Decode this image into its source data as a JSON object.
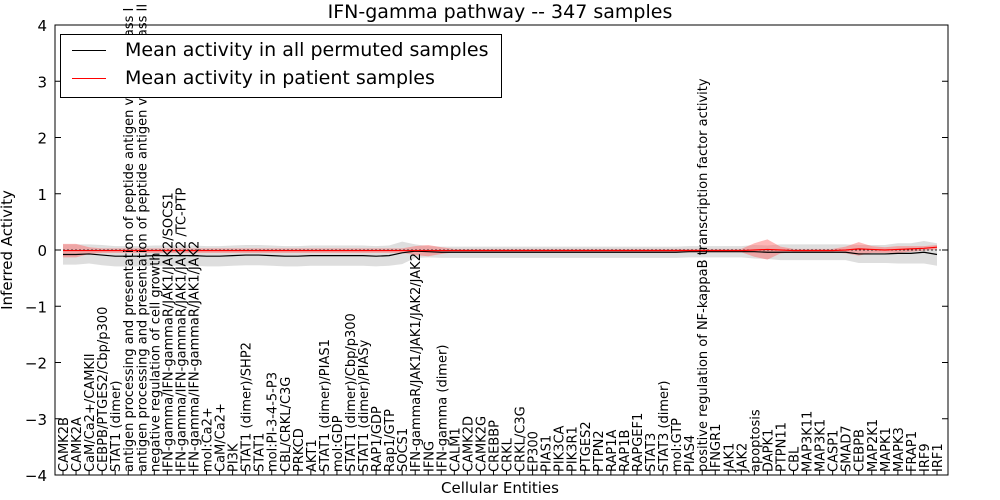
{
  "chart_data": {
    "type": "line",
    "title": "IFN-gamma pathway -- 347 samples",
    "xlabel": "Cellular Entities",
    "ylabel": "Inferred Activity",
    "ylim": [
      -4,
      4
    ],
    "yticks": [
      -4,
      -3,
      -2,
      -1,
      0,
      1,
      2,
      3,
      4
    ],
    "ytick_labels": [
      "−4",
      "−3",
      "−2",
      "−1",
      "0",
      "1",
      "2",
      "3",
      "4"
    ],
    "legend_position": "upper-left",
    "categories": [
      "CAMK2B",
      "CAMK2A",
      "CaM/Ca2+/CAMKII",
      "CEBPB/PTGES2/Cbp/p300",
      "STAT1 (dimer)",
      "antigen processing and presentation of peptide antigen via MHC class I",
      "antigen processing and presentation of peptide antigen via MHC class II",
      "negative regulation of cell growth",
      "IFN-gamma/IFN-gammaR/JAK1/JAK2/SOCS1",
      "IFN-gamma/IFN-gammaR/JAK1/JAK2 /TC-PTP",
      "IFN-gamma/IFN-gammaR/JAK1/JAK2",
      "mol:Ca2+",
      "CaM/Ca2+",
      "PI3K",
      "STAT1 (dimer)/SHP2",
      "STAT1",
      "mol:PI-3-4-5-P3",
      "CBL/CRKL/C3G",
      "PRKCD",
      "AKT1",
      "STAT1 (dimer)/PIAS1",
      "mol:GDP",
      "STAT1 (dimer)/Cbp/p300",
      "STAT1 (dimer)/PIASy",
      "RAP1/GDP",
      "Rap1/GTP",
      "SOCS1",
      "IFN-gammaR/JAK1/JAK1/JAK2/JAK2",
      "IFNG",
      "IFN-gamma (dimer)",
      "CALM1",
      "CAMK2D",
      "CAMK2G",
      "CREBBP",
      "CRKL",
      "CRKL/C3G",
      "EP300",
      "PIAS1",
      "PIK3CA",
      "PIK3R1",
      "PTGES2",
      "PTPN2",
      "RAP1A",
      "RAP1B",
      "RAPGEF1",
      "STAT3",
      "STAT3 (dimer)",
      "mol:GTP",
      "PIAS4",
      "positive regulation of NF-kappaB transcription factor activity",
      "IFNGR1",
      "JAK1",
      "JAK2",
      "apoptosis",
      "DAPK1",
      "PTPN11",
      "CBL",
      "MAP3K11",
      "MAP3K1",
      "CASP1",
      "SMAD7",
      "CEBPB",
      "MAP2K1",
      "MAPK1",
      "MAPK3",
      "FRAP1",
      "IRF9",
      "IRF1"
    ],
    "series": [
      {
        "name": "Mean activity in all permuted samples",
        "color": "#000000",
        "values": [
          -0.08,
          -0.08,
          -0.07,
          -0.09,
          -0.11,
          -0.11,
          -0.11,
          -0.1,
          -0.1,
          -0.1,
          -0.1,
          -0.11,
          -0.11,
          -0.1,
          -0.09,
          -0.09,
          -0.1,
          -0.11,
          -0.11,
          -0.1,
          -0.1,
          -0.1,
          -0.1,
          -0.1,
          -0.11,
          -0.1,
          -0.05,
          -0.02,
          -0.03,
          -0.04,
          -0.04,
          -0.04,
          -0.04,
          -0.04,
          -0.04,
          -0.04,
          -0.04,
          -0.04,
          -0.04,
          -0.04,
          -0.04,
          -0.04,
          -0.04,
          -0.04,
          -0.04,
          -0.04,
          -0.04,
          -0.04,
          -0.03,
          -0.03,
          -0.03,
          -0.03,
          -0.03,
          -0.03,
          -0.04,
          -0.04,
          -0.04,
          -0.04,
          -0.04,
          -0.04,
          -0.04,
          -0.07,
          -0.07,
          -0.07,
          -0.06,
          -0.06,
          -0.04,
          -0.08
        ],
        "band": [
          0.18,
          0.18,
          0.17,
          0.18,
          0.18,
          0.18,
          0.18,
          0.18,
          0.18,
          0.18,
          0.18,
          0.18,
          0.18,
          0.18,
          0.18,
          0.18,
          0.18,
          0.18,
          0.18,
          0.18,
          0.18,
          0.18,
          0.18,
          0.18,
          0.18,
          0.18,
          0.2,
          0.12,
          0.1,
          0.1,
          0.1,
          0.1,
          0.1,
          0.1,
          0.1,
          0.1,
          0.1,
          0.1,
          0.1,
          0.1,
          0.1,
          0.1,
          0.1,
          0.1,
          0.1,
          0.1,
          0.1,
          0.1,
          0.1,
          0.1,
          0.1,
          0.1,
          0.1,
          0.12,
          0.12,
          0.14,
          0.14,
          0.14,
          0.14,
          0.14,
          0.14,
          0.16,
          0.16,
          0.16,
          0.18,
          0.18,
          0.2,
          0.2
        ]
      },
      {
        "name": "Mean activity in patient samples",
        "color": "#ff0000",
        "values": [
          -0.01,
          -0.01,
          -0.01,
          -0.01,
          -0.01,
          -0.01,
          -0.01,
          -0.01,
          -0.01,
          -0.01,
          -0.01,
          -0.01,
          -0.01,
          -0.01,
          -0.01,
          -0.01,
          -0.01,
          -0.01,
          -0.01,
          -0.01,
          -0.01,
          -0.01,
          -0.01,
          -0.01,
          -0.01,
          -0.01,
          -0.01,
          -0.01,
          -0.01,
          -0.01,
          -0.01,
          -0.01,
          -0.01,
          -0.01,
          -0.01,
          -0.01,
          -0.01,
          -0.01,
          -0.01,
          -0.01,
          -0.01,
          -0.01,
          -0.01,
          -0.01,
          -0.01,
          -0.01,
          -0.01,
          -0.01,
          -0.01,
          -0.01,
          -0.01,
          -0.01,
          -0.01,
          0.0,
          0.01,
          0.0,
          -0.01,
          -0.01,
          -0.01,
          -0.01,
          0.0,
          0.02,
          0.01,
          0.0,
          0.01,
          0.02,
          0.03,
          0.05
        ],
        "band": [
          0.12,
          0.12,
          0.06,
          0.04,
          0.04,
          0.04,
          0.04,
          0.04,
          0.04,
          0.04,
          0.04,
          0.04,
          0.04,
          0.04,
          0.04,
          0.04,
          0.04,
          0.04,
          0.04,
          0.04,
          0.04,
          0.04,
          0.04,
          0.04,
          0.04,
          0.04,
          0.04,
          0.08,
          0.1,
          0.06,
          0.03,
          0.03,
          0.03,
          0.03,
          0.03,
          0.03,
          0.03,
          0.03,
          0.03,
          0.03,
          0.03,
          0.03,
          0.03,
          0.03,
          0.03,
          0.03,
          0.03,
          0.03,
          0.03,
          0.03,
          0.03,
          0.03,
          0.03,
          0.12,
          0.18,
          0.06,
          0.03,
          0.03,
          0.03,
          0.03,
          0.06,
          0.12,
          0.06,
          0.05,
          0.06,
          0.05,
          0.04,
          0.04
        ]
      }
    ]
  }
}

→ **EXERCISE INSTRUCTIONS**
Transcribe all of the entries word for word, but skip any pictures they contain.

→ **EXPECTED ANSWER**
Decode this image into its source data as a JSON object.
{
  "chart_data": {
    "type": "line",
    "title": "IFN-gamma pathway -- 347 samples",
    "xlabel": "Cellular Entities",
    "ylabel": "Inferred Activity",
    "ylim": [
      -4,
      4
    ],
    "yticks": [
      -4,
      -3,
      -2,
      -1,
      0,
      1,
      2,
      3,
      4
    ],
    "ytick_labels": [
      "−4",
      "−3",
      "−2",
      "−1",
      "0",
      "1",
      "2",
      "3",
      "4"
    ],
    "legend_position": "upper-left",
    "categories": [
      "CAMK2B",
      "CAMK2A",
      "CaM/Ca2+/CAMKII",
      "CEBPB/PTGES2/Cbp/p300",
      "STAT1 (dimer)",
      "antigen processing and presentation of peptide antigen via MHC class I",
      "antigen processing and presentation of peptide antigen via MHC class II",
      "negative regulation of cell growth",
      "IFN-gamma/IFN-gammaR/JAK1/JAK2/SOCS1",
      "IFN-gamma/IFN-gammaR/JAK1/JAK2 /TC-PTP",
      "IFN-gamma/IFN-gammaR/JAK1/JAK2",
      "mol:Ca2+",
      "CaM/Ca2+",
      "PI3K",
      "STAT1 (dimer)/SHP2",
      "STAT1",
      "mol:PI-3-4-5-P3",
      "CBL/CRKL/C3G",
      "PRKCD",
      "AKT1",
      "STAT1 (dimer)/PIAS1",
      "mol:GDP",
      "STAT1 (dimer)/Cbp/p300",
      "STAT1 (dimer)/PIASy",
      "RAP1/GDP",
      "Rap1/GTP",
      "SOCS1",
      "IFN-gammaR/JAK1/JAK1/JAK2/JAK2",
      "IFNG",
      "IFN-gamma (dimer)",
      "CALM1",
      "CAMK2D",
      "CAMK2G",
      "CREBBP",
      "CRKL",
      "CRKL/C3G",
      "EP300",
      "PIAS1",
      "PIK3CA",
      "PIK3R1",
      "PTGES2",
      "PTPN2",
      "RAP1A",
      "RAP1B",
      "RAPGEF1",
      "STAT3",
      "STAT3 (dimer)",
      "mol:GTP",
      "PIAS4",
      "positive regulation of NF-kappaB transcription factor activity",
      "IFNGR1",
      "JAK1",
      "JAK2",
      "apoptosis",
      "DAPK1",
      "PTPN11",
      "CBL",
      "MAP3K11",
      "MAP3K1",
      "CASP1",
      "SMAD7",
      "CEBPB",
      "MAP2K1",
      "MAPK1",
      "MAPK3",
      "FRAP1",
      "IRF9",
      "IRF1"
    ],
    "series": [
      {
        "name": "Mean activity in all permuted samples",
        "color": "#000000",
        "values": [
          -0.08,
          -0.08,
          -0.07,
          -0.09,
          -0.11,
          -0.11,
          -0.11,
          -0.1,
          -0.1,
          -0.1,
          -0.1,
          -0.11,
          -0.11,
          -0.1,
          -0.09,
          -0.09,
          -0.1,
          -0.11,
          -0.11,
          -0.1,
          -0.1,
          -0.1,
          -0.1,
          -0.1,
          -0.11,
          -0.1,
          -0.05,
          -0.02,
          -0.03,
          -0.04,
          -0.04,
          -0.04,
          -0.04,
          -0.04,
          -0.04,
          -0.04,
          -0.04,
          -0.04,
          -0.04,
          -0.04,
          -0.04,
          -0.04,
          -0.04,
          -0.04,
          -0.04,
          -0.04,
          -0.04,
          -0.04,
          -0.03,
          -0.03,
          -0.03,
          -0.03,
          -0.03,
          -0.03,
          -0.04,
          -0.04,
          -0.04,
          -0.04,
          -0.04,
          -0.04,
          -0.04,
          -0.07,
          -0.07,
          -0.07,
          -0.06,
          -0.06,
          -0.04,
          -0.08
        ],
        "band": [
          0.18,
          0.18,
          0.17,
          0.18,
          0.18,
          0.18,
          0.18,
          0.18,
          0.18,
          0.18,
          0.18,
          0.18,
          0.18,
          0.18,
          0.18,
          0.18,
          0.18,
          0.18,
          0.18,
          0.18,
          0.18,
          0.18,
          0.18,
          0.18,
          0.18,
          0.18,
          0.2,
          0.12,
          0.1,
          0.1,
          0.1,
          0.1,
          0.1,
          0.1,
          0.1,
          0.1,
          0.1,
          0.1,
          0.1,
          0.1,
          0.1,
          0.1,
          0.1,
          0.1,
          0.1,
          0.1,
          0.1,
          0.1,
          0.1,
          0.1,
          0.1,
          0.1,
          0.1,
          0.12,
          0.12,
          0.14,
          0.14,
          0.14,
          0.14,
          0.14,
          0.14,
          0.16,
          0.16,
          0.16,
          0.18,
          0.18,
          0.2,
          0.2
        ]
      },
      {
        "name": "Mean activity in patient samples",
        "color": "#ff0000",
        "values": [
          -0.01,
          -0.01,
          -0.01,
          -0.01,
          -0.01,
          -0.01,
          -0.01,
          -0.01,
          -0.01,
          -0.01,
          -0.01,
          -0.01,
          -0.01,
          -0.01,
          -0.01,
          -0.01,
          -0.01,
          -0.01,
          -0.01,
          -0.01,
          -0.01,
          -0.01,
          -0.01,
          -0.01,
          -0.01,
          -0.01,
          -0.01,
          -0.01,
          -0.01,
          -0.01,
          -0.01,
          -0.01,
          -0.01,
          -0.01,
          -0.01,
          -0.01,
          -0.01,
          -0.01,
          -0.01,
          -0.01,
          -0.01,
          -0.01,
          -0.01,
          -0.01,
          -0.01,
          -0.01,
          -0.01,
          -0.01,
          -0.01,
          -0.01,
          -0.01,
          -0.01,
          -0.01,
          0.0,
          0.01,
          0.0,
          -0.01,
          -0.01,
          -0.01,
          -0.01,
          0.0,
          0.02,
          0.01,
          0.0,
          0.01,
          0.02,
          0.03,
          0.05
        ],
        "band": [
          0.12,
          0.12,
          0.06,
          0.04,
          0.04,
          0.04,
          0.04,
          0.04,
          0.04,
          0.04,
          0.04,
          0.04,
          0.04,
          0.04,
          0.04,
          0.04,
          0.04,
          0.04,
          0.04,
          0.04,
          0.04,
          0.04,
          0.04,
          0.04,
          0.04,
          0.04,
          0.04,
          0.08,
          0.1,
          0.06,
          0.03,
          0.03,
          0.03,
          0.03,
          0.03,
          0.03,
          0.03,
          0.03,
          0.03,
          0.03,
          0.03,
          0.03,
          0.03,
          0.03,
          0.03,
          0.03,
          0.03,
          0.03,
          0.03,
          0.03,
          0.03,
          0.03,
          0.03,
          0.12,
          0.18,
          0.06,
          0.03,
          0.03,
          0.03,
          0.03,
          0.06,
          0.12,
          0.06,
          0.05,
          0.06,
          0.05,
          0.04,
          0.04
        ]
      }
    ]
  }
}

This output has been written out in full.